TEXT BLOCK:

## BEGIN

4.4. Comparative Experiments

To comprehensively evaluate and compare the performance of our proposed model, we selected a range of state-of-the-art object detection models as benchmarks. These include one-stage detectors such as YOLOv7 [46], YOLOv8 [14], YOLOv9 [47], YOLOv10 [48], and YOLOv11 [49], the two-stage detector Cascade-RCNN [50], and the Transformer-based architecture Swin-Transformer [51]. Additionally, we included models specifically designed for UAV infrared object detection, namely G-YOLO [28], LRI-YOLO [30], and CEMP [52], for comparative analysis. In the comparative experiments, all models were configured according to the parameters set in Section 4.3.

4.4.1. Results on DroneVehicle Dataset

The comparative experimental results on the DroneVehicle dataset are presented in Table 1. As evident from the table, the proposed YOLO-UIR model achieves the highest mAP across three different scales of comparative experiments. It also demonstrates significant advantages in terms of FLOPs and parameters, being more lightweight than other models except for G-YOLO. Figure 8 displays selected detection results, highlighting the challenges posed by occlusion, blurriness, and small inter-class differences in the DroneVehicle dataset. For instance, the freight car in the lower left corner of the first column is challenging to detect or classify correctly due to its small size and limited representative information. However, the YOLO-UIR model, augmented with a feature-enhanced attention module, can effectively capture subtle texture features in the original image, leading to accurate detections. Similar observations can be made in columns 3 and 4. Column 5 illustrates detection results in a blurred environment, where background objects resembling vehicle objects can cause local perception to lead to model misdetection, as seen in the results of CEMP-YOLO, YOLOv9, YOLOv11, and LRI-YOLO. The YOLO-UIR model, with its large receptive field module improvement, can integrate information over longer distances, thereby minimizing the likelihood of mistaking local background for objects.

Figure 9 and Figure 10 depict the Precision–Recall (P-R) curves for different classes of YOLO-UIR and the overall classes of various models, respectively. Figure 9 indicates that the proposed model performs well in detecting cars and buses, but precision drops sharply for other classes in the recall range of 0.8 to 1.0, suggesting that a certain proportion of these objects remain undetected and underscoring the difficulty of detecting such classes. In Figure 10, the YOLO-UIR model exhibits a larger area under the curve, outperforming all other models in precision at the same recall rate.

## END

GIVEN EXERCISE A:
Could you reproduce the passage of the comparative experiments section starting with "Figure 9 and" and going on through "same recall rate."?

RECORDS FOR THIS EXERCISE:
## BEGIN

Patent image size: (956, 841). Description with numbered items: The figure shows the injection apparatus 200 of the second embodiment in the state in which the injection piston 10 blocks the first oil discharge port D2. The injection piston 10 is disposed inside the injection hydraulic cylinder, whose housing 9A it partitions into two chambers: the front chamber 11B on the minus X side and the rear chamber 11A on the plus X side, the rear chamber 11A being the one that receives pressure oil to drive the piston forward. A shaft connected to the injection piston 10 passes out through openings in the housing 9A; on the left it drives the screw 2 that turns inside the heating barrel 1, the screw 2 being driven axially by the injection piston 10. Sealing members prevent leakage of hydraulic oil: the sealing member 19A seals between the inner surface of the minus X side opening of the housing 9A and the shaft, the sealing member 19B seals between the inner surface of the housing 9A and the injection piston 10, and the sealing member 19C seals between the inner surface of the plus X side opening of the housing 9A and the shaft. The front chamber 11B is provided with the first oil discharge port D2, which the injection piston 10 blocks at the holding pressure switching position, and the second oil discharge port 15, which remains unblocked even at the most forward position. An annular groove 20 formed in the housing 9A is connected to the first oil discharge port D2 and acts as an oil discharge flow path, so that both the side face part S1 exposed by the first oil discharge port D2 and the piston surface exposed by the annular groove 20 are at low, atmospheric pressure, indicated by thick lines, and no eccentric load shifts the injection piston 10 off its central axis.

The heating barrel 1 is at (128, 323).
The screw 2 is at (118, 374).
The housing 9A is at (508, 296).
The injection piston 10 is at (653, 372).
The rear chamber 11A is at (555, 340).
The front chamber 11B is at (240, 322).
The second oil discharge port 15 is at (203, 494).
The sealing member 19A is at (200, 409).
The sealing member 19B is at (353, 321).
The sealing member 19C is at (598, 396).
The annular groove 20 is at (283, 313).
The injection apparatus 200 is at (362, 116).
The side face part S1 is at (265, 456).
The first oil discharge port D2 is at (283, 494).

## END

GIVEN EXERCISE B:
Can you lay out the entries as a Markdown table with the columns Number and Entry line, starting with the first line of the entries and going on through the line with "The housing 9A is at (508, 296).", skipping any blank lines?

RIGHT ANSWER A:
Figure 9 and Figure 10 depict the Precision–Recall (P-R) curves for different classes of YOLO-UIR and the overall classes of various models, respectively. Figure 9 indicates that the proposed model performs well in detecting cars and buses, but precision drops sharply for other classes in the recall range of 0.8 to 1.0, suggesting that a certain proportion of these objects remain undetected and underscoring the difficulty of detecting such classes. In Figure 10, the YOLO-UIR model exhibits a larger area under the curve, outperforming all other models in precision at the same recall rate.

RIGHT ANSWER B:
| Number | Entry line |
|---|---|
| 1 | Patent image size: (956, 841). Description with numbered items: The figure shows the injection apparatus 200 of the second embodiment in the state in which the injection piston 10 blocks the first oil discharge port D2. The injection piston 10 is disposed inside the injection hydraulic cylinder, whose housing 9A it partitions into two chambers: the front chamber 11B on the minus X side and the rear chamber 11A on the plus X side, the rear chamber 11A being the one that receives pressure oil to drive the piston forward. A shaft connected to the injection piston 10 passes out through openings in the housing 9A; on the left it drives the screw 2 that turns inside the heating barrel 1, the screw 2 being driven axially by the injection piston 10. Sealing members prevent leakage of hydraulic oil: the sealing member 19A seals between the inner surface of the minus X side opening of the housing 9A and the shaft, the sealing member 19B seals between the inner surface of the housing 9A and the injection piston 10, and the sealing member 19C seals between the inner surface of the plus X side opening of the housing 9A and the shaft. The front chamber 11B is provided with the first oil discharge port D2, which the injection piston 10 blocks at the holding pressure switching position, and the second oil discharge port 15, which remains unblocked even at the most forward position. An annular groove 20 formed in the housing 9A is connected to the first oil discharge port D2 and acts as an oil discharge flow path, so that both the side face part S1 exposed by the first oil discharge port D2 and the piston surface exposed by the annular groove 20 are at low, atmospheric pressure, indicated by thick lines, and no eccentric load shifts the injection piston 10 off its central axis. |
| 2 | The heating barrel 1 is at (128, 323). |
| 3 | The screw 2 is at (118, 374). |
| 4 | The housing 9A is at (508, 296). |